**Instructions to follow:** Find the lines that hold the word "this" and return them.

## start

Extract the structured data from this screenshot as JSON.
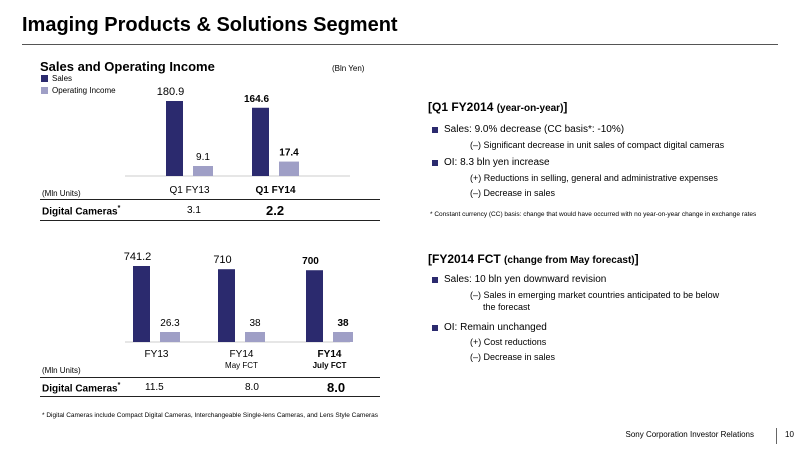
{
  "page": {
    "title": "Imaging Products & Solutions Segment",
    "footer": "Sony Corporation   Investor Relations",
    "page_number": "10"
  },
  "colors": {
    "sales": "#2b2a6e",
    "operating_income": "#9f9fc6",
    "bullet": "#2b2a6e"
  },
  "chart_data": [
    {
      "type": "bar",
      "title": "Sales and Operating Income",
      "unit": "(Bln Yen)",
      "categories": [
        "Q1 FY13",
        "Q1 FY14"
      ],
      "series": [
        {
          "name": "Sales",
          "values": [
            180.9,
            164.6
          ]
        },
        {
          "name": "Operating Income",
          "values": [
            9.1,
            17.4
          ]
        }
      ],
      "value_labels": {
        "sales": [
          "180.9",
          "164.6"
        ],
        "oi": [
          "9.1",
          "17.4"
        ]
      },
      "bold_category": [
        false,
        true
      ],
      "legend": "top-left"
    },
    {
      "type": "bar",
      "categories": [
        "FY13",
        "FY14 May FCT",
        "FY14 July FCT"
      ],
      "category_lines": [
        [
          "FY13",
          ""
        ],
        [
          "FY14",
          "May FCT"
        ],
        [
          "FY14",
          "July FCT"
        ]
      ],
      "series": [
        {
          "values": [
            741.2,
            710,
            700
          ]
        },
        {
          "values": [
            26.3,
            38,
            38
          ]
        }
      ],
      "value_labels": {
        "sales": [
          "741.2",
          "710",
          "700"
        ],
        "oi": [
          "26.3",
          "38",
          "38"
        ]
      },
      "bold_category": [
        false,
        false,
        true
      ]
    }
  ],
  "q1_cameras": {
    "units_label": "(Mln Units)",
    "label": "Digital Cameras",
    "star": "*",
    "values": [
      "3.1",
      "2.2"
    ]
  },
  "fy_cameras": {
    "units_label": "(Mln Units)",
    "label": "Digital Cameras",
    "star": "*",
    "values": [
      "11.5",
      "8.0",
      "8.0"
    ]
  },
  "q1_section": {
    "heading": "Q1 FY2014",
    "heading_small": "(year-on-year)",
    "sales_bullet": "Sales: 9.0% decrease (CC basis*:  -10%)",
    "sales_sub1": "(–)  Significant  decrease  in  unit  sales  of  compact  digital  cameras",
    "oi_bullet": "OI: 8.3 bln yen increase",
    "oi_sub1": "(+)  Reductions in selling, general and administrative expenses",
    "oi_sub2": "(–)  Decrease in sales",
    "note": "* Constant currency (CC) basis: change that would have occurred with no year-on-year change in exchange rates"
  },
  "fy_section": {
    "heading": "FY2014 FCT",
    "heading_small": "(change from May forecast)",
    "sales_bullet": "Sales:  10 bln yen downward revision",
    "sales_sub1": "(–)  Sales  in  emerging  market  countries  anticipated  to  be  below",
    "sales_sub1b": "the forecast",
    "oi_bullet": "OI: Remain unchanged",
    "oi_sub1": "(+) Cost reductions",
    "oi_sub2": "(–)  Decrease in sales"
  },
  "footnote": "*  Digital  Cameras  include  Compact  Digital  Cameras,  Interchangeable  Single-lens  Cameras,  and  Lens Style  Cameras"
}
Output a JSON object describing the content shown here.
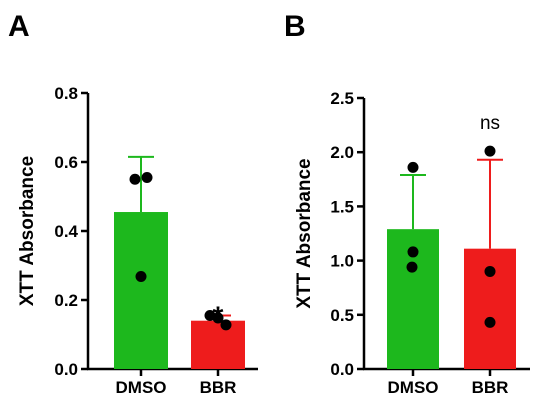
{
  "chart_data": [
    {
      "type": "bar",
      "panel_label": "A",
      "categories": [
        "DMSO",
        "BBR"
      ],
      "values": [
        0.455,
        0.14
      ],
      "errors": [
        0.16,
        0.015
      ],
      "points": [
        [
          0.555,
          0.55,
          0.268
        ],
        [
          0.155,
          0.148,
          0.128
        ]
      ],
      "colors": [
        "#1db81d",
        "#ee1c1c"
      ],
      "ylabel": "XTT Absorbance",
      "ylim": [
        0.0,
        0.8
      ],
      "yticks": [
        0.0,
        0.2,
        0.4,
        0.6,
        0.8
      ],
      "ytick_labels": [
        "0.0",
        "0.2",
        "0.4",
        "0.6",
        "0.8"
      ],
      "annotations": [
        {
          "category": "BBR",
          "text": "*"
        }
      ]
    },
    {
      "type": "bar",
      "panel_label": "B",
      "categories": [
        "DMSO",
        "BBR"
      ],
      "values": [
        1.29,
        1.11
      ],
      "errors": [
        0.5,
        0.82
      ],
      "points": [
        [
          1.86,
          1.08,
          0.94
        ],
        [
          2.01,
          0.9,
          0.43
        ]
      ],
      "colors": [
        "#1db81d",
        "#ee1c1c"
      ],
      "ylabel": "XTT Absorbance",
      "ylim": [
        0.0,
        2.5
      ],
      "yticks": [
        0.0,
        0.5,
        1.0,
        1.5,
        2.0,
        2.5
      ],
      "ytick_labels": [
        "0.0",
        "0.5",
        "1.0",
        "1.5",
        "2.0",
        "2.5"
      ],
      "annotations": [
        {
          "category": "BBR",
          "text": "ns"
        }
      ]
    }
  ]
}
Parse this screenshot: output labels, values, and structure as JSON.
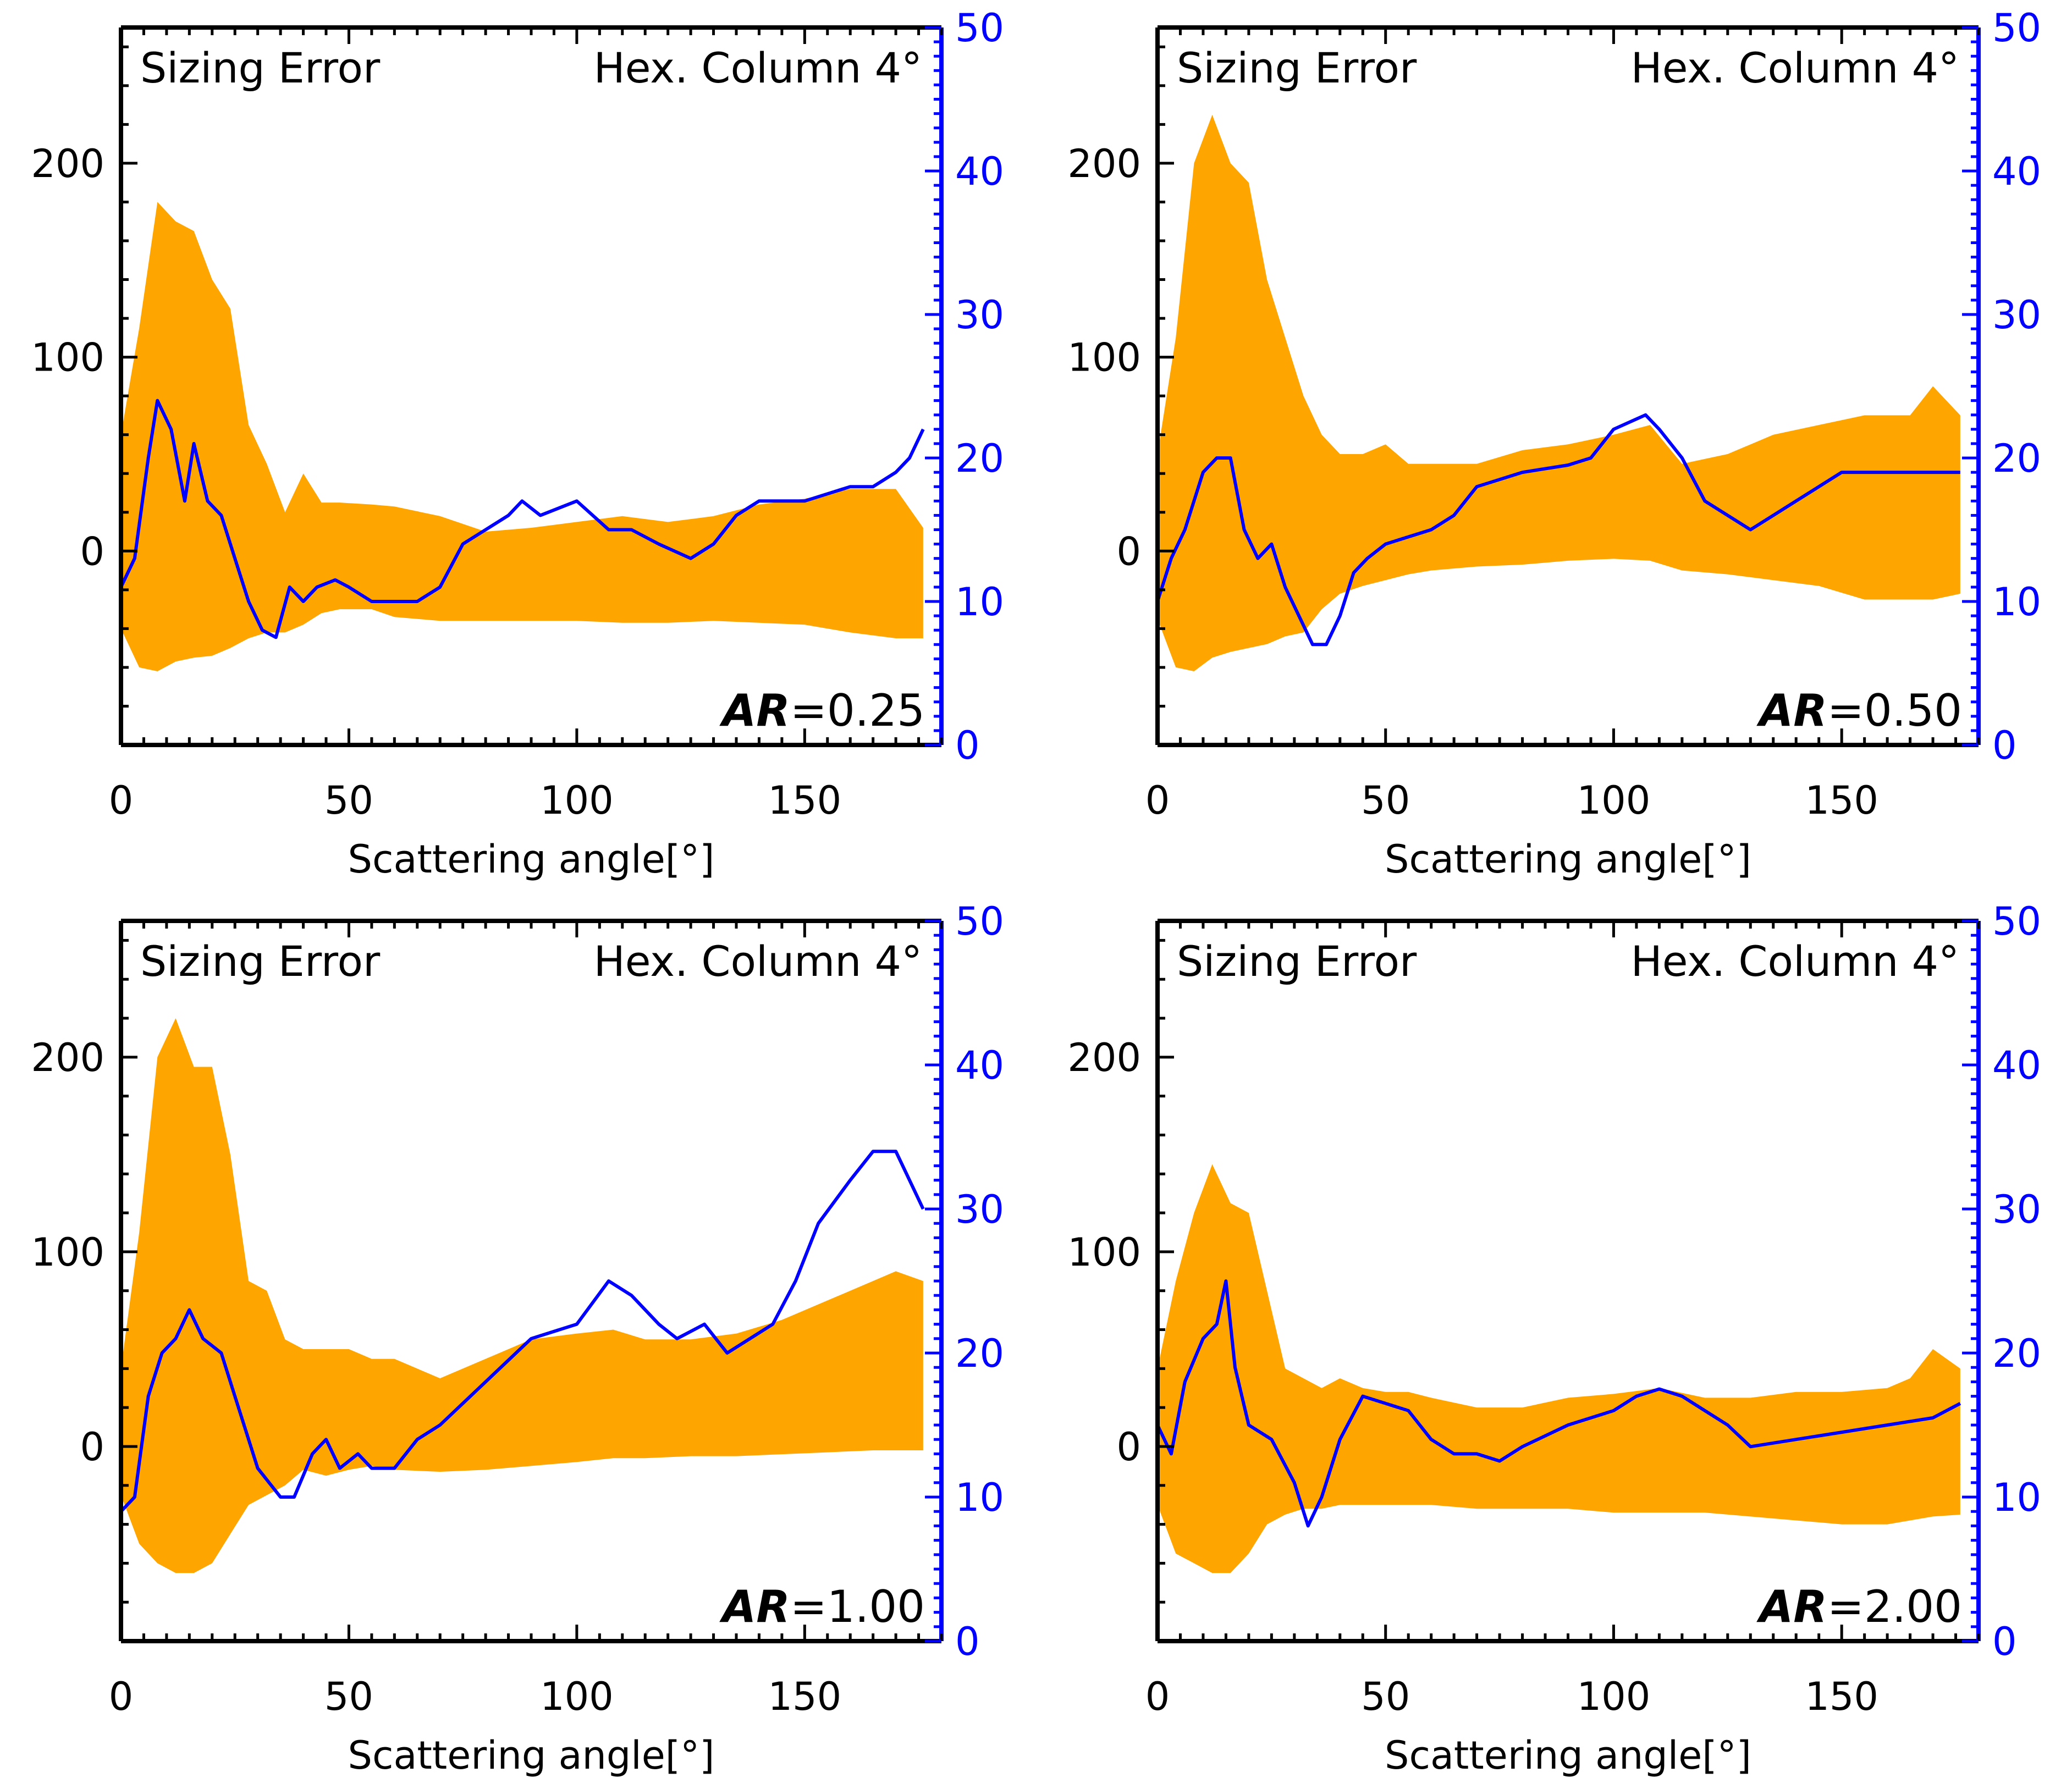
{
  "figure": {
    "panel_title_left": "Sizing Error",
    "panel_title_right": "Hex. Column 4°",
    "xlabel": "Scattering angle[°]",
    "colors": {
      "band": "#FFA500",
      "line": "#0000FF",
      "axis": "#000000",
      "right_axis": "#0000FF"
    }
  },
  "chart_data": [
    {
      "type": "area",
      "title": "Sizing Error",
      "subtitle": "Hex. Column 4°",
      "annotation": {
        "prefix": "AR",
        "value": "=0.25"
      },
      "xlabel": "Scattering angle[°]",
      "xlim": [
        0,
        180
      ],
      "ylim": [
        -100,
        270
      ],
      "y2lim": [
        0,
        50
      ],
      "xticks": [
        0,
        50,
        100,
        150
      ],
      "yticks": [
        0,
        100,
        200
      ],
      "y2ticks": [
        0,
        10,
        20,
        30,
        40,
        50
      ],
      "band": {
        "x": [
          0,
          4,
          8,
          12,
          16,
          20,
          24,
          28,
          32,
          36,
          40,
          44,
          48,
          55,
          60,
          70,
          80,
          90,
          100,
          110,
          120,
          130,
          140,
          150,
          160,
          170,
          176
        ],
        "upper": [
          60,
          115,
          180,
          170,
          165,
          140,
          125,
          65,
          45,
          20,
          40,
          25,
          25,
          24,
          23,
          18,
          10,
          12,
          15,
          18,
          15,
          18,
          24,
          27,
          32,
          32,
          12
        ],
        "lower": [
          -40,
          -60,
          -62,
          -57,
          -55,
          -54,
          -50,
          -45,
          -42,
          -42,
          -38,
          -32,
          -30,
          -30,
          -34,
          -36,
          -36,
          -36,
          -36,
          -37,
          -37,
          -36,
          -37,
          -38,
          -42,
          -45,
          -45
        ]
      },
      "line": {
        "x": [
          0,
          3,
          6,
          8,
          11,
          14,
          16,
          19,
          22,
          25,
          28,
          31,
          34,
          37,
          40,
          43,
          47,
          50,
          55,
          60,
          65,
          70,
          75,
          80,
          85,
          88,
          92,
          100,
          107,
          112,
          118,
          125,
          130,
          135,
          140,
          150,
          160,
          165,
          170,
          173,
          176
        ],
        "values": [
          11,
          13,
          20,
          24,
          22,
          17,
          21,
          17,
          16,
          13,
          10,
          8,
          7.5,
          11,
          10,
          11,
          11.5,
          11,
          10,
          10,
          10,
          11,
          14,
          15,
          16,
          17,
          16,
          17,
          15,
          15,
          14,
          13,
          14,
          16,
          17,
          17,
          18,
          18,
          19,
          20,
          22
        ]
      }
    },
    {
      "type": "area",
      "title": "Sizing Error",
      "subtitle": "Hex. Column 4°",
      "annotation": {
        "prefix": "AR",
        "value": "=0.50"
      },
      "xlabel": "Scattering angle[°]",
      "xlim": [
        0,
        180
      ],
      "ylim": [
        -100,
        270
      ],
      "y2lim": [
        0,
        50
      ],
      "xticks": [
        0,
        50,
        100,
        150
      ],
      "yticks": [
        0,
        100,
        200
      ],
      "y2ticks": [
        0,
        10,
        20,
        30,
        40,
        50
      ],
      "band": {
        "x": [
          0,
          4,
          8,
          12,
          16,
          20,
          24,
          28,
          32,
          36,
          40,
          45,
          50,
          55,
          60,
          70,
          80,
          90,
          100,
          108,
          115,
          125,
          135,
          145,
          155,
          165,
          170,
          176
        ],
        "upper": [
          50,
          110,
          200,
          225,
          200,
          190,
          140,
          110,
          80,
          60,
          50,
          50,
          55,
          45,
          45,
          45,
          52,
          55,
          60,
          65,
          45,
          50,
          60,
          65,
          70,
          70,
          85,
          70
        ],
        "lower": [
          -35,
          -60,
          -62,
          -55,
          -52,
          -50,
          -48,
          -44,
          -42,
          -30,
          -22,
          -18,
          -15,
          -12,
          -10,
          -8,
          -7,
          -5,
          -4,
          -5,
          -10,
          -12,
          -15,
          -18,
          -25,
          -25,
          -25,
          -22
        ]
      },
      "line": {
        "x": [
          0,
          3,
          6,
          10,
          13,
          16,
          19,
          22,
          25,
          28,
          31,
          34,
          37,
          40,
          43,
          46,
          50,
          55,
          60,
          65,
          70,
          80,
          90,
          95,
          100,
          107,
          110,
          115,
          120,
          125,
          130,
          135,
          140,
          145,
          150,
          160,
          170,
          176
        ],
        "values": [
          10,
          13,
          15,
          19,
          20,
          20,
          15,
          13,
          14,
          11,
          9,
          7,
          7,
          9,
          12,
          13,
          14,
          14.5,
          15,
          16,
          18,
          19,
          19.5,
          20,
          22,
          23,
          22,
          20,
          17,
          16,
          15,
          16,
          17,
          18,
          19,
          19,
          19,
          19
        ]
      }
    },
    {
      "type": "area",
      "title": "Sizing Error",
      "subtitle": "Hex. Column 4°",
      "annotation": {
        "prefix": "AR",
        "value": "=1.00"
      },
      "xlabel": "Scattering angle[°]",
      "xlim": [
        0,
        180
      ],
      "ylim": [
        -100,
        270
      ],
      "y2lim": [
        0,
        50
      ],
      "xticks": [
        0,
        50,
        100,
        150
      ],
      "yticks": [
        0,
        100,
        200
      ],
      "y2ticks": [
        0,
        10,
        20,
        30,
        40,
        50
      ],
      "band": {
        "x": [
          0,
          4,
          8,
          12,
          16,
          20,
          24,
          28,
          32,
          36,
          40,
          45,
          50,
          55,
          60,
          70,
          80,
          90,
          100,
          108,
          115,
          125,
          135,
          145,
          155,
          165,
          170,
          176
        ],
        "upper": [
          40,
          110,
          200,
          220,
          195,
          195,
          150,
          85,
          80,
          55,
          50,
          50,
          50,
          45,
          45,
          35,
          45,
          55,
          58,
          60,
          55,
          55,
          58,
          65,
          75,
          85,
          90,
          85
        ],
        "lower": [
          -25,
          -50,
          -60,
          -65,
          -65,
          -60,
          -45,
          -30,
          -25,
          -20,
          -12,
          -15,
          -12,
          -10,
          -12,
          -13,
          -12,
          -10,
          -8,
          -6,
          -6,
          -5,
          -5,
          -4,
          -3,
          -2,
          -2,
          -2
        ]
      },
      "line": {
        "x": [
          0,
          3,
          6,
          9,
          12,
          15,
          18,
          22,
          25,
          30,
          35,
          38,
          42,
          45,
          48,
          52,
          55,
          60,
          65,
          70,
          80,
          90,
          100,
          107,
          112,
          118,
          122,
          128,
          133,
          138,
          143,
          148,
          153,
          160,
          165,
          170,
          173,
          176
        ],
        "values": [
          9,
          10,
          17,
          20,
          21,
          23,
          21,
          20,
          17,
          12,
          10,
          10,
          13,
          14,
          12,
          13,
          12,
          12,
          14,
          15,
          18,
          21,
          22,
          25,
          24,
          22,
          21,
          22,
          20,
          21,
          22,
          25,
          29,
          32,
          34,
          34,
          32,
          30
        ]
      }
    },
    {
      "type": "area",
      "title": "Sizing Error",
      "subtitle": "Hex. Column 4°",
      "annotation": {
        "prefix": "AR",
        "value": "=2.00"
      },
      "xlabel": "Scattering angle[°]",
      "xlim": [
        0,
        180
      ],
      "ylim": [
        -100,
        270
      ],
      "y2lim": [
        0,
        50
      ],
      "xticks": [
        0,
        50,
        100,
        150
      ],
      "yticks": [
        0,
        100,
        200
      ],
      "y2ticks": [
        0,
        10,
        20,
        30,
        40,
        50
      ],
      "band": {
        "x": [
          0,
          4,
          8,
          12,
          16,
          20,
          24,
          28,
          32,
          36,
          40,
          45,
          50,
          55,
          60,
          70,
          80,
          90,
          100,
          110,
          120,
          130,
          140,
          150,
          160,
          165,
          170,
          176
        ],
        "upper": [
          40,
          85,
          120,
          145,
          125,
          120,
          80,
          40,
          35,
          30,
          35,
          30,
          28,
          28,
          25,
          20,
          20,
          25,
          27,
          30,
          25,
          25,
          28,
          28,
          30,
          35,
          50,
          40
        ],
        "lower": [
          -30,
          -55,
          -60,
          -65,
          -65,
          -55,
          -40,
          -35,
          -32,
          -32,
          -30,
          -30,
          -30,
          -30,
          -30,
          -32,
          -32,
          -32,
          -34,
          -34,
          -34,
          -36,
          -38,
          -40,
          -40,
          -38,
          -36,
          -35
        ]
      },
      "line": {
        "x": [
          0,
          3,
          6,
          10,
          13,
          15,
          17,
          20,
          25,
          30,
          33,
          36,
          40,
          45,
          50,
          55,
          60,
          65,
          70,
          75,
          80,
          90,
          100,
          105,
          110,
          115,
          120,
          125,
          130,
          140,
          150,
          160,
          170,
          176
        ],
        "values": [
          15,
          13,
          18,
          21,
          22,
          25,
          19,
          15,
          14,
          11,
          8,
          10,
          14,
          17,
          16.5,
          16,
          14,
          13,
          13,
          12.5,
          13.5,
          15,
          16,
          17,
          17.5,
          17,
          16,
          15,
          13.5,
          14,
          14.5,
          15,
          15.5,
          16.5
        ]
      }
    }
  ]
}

## end

**The response:**
Extract the structured data from this screenshot as JSON.
Parse this screenshot: output labels, values, and structure as JSON.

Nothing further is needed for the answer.